## EXTRACT:
↓↓↓

Scott Roeder, guilty of premeditated, first-degree murder

[quote="Rich_Olszewski, post:17, topic:184912"]
Quite right....Nor will Roeder.

[/quote]

Unlike Tiller..I don't think Roeder had any more killing lined up..certainly not as a licensed physician anyway.

[quote="pismopal, post:16, topic:184912"]
You are absolutely wrong. The defendant did not admit to premeditated "first degree murder". He said that he killed the victim. There are many shades of homicide and some of them involve justification..not all are murder. No attorney would allow his client to define the act he committed as "first degree murder". It is not up to the defendant to define his act anyway. The jury convicted him of the only crime the judge allowed to be considered. We will see where the appeal goes..won't we? As to how many babies Tiller's death will bring back...none.. but he won't be responsible for any more deaths now will he?

[/quote]

You're argument doesn't hold water. You're totally splitting hairs. The defendant admitted that he killed the victim - which the jury perceived as an admission of first degree murder. Or are you somehow trying to justify Roeder's dispicable action?

Actually, the prosecutor said the opposite – that Roeder had additional victims in mind.

Who was he to usurp what is God’s perogative, and kill the man before he might have repented of what he did? A number of former abortionists did just that, most famously Bernard Nathanson, who has subsequently done much to fight the American pro-abortion movement. Suppose some madman had killed Nathanson?

While my first, visceral reaction to the death of Tiller was along the lines of “good riddance,” I really think what you say here would be a much more Christian way of thinking. Your point about Nathanson is well-taken.

I have to have faith that God will take merciful, loving care of all the infants that Tiller killed. They have no personal sin, so this doesn’t require much of a leap in my mind.

But Tiller was neck-deep in a morally grave situation, and then, boom - he’s dead. Part of me knows that we tend to reap what we sow, but another part of me keeps thinking that I would sure not appreciate being forcefully sent up to my Maker with no warning whatsoever. I think these thoughts might be the Holy Ghost quietly pointing out my own pride and need for grace. All of us Catholics would do well to continue praying for Dr. Tiller’s soul. Charity demands it.

↑↑↑

## SET OF TASKS:
(1) Answer the following from the forum thread:
(a) What did the prosecutor say Roeder had in mind?
(b) Who is named as the most famous former abortionist?
(c) For whose soul does the final post urge Catholics to continue praying?
(2) Extract the passage of the forum thread from "Who was he to" to "in my mind.", copying it without any change.

## INFORMATION SHOWN:
↓↓↓

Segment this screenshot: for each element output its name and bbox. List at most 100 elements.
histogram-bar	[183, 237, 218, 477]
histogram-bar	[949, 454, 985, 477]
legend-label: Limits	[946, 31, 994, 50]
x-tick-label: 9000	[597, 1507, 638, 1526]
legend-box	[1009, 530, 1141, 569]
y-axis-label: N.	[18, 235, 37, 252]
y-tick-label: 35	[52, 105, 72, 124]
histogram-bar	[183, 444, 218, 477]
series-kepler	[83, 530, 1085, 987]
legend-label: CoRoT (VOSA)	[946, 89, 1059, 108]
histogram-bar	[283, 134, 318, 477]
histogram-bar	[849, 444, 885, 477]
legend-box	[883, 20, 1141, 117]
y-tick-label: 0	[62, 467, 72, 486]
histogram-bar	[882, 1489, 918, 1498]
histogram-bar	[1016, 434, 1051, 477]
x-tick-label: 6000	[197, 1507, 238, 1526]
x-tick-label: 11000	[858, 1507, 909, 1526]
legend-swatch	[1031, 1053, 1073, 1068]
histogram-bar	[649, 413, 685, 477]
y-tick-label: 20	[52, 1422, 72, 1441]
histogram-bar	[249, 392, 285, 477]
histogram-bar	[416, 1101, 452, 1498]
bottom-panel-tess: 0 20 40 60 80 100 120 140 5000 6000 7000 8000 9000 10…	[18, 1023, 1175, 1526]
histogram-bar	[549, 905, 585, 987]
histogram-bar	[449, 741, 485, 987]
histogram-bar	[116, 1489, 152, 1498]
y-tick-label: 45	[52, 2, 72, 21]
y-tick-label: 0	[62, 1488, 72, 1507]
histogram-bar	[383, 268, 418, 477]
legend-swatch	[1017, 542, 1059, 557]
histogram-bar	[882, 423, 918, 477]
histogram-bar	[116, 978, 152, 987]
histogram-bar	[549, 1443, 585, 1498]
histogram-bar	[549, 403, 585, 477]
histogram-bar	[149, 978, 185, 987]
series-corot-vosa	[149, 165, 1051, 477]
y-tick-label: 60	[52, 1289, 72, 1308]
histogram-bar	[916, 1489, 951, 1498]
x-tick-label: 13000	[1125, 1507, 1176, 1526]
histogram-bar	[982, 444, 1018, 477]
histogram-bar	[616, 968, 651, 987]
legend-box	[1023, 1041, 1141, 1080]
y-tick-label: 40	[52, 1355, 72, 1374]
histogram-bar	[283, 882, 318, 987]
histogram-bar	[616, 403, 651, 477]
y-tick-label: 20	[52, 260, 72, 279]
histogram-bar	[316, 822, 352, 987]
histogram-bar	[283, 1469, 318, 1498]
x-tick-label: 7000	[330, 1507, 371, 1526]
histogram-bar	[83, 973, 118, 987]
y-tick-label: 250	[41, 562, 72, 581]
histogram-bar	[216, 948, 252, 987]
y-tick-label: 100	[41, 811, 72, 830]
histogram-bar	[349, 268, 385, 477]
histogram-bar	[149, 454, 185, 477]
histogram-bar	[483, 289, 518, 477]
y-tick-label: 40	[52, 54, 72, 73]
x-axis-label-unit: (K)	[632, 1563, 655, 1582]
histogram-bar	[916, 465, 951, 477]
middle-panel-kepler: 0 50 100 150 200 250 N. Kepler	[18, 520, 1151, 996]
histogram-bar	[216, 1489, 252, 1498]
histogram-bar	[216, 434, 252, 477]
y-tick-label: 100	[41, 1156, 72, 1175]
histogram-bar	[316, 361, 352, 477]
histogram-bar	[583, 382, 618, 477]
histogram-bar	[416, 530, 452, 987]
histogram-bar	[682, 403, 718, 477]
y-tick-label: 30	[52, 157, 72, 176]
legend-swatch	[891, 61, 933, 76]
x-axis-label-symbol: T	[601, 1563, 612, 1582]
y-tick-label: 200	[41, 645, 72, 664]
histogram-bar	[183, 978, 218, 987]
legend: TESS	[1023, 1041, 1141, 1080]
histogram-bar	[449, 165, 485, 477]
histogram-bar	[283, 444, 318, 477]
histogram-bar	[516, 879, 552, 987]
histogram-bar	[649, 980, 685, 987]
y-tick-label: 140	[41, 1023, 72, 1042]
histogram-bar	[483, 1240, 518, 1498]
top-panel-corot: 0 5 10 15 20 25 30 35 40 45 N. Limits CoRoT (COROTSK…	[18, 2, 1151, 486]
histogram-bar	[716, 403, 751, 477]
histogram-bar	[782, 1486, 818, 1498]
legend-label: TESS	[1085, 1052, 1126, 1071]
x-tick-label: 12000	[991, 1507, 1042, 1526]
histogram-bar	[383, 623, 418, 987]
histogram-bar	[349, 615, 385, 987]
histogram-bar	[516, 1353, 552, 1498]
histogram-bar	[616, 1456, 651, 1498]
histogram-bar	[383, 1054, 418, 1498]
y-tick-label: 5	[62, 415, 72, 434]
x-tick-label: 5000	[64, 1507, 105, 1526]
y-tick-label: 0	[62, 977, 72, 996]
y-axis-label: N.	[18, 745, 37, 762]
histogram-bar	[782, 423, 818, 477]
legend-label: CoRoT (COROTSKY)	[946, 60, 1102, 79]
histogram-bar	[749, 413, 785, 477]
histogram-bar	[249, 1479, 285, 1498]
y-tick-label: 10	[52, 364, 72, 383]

↑↑↑

## RESULTS OF THE TASKS:
(1)
(a) Additional victims.
(b) Bernard Nathanson.
(c) Dr. Tiller's.

(2)
Who was he to usurp what is God’s perogative, and kill the man before he might have repented of what he did? A number of former abortionists did just that, most famously Bernard Nathanson, who has subsequently done much to fight the American pro-abortion movement. Suppose some madman had killed Nathanson?

While my first, visceral reaction to the death of Tiller was along the lines of “good riddance,” I really think what you say here would be a much more Christian way of thinking. Your point about Nathanson is well-taken.

I have to have faith that God will take merciful, loving care of all the infants that Tiller killed. They have no personal sin, so this doesn’t require much of a leap in my mind.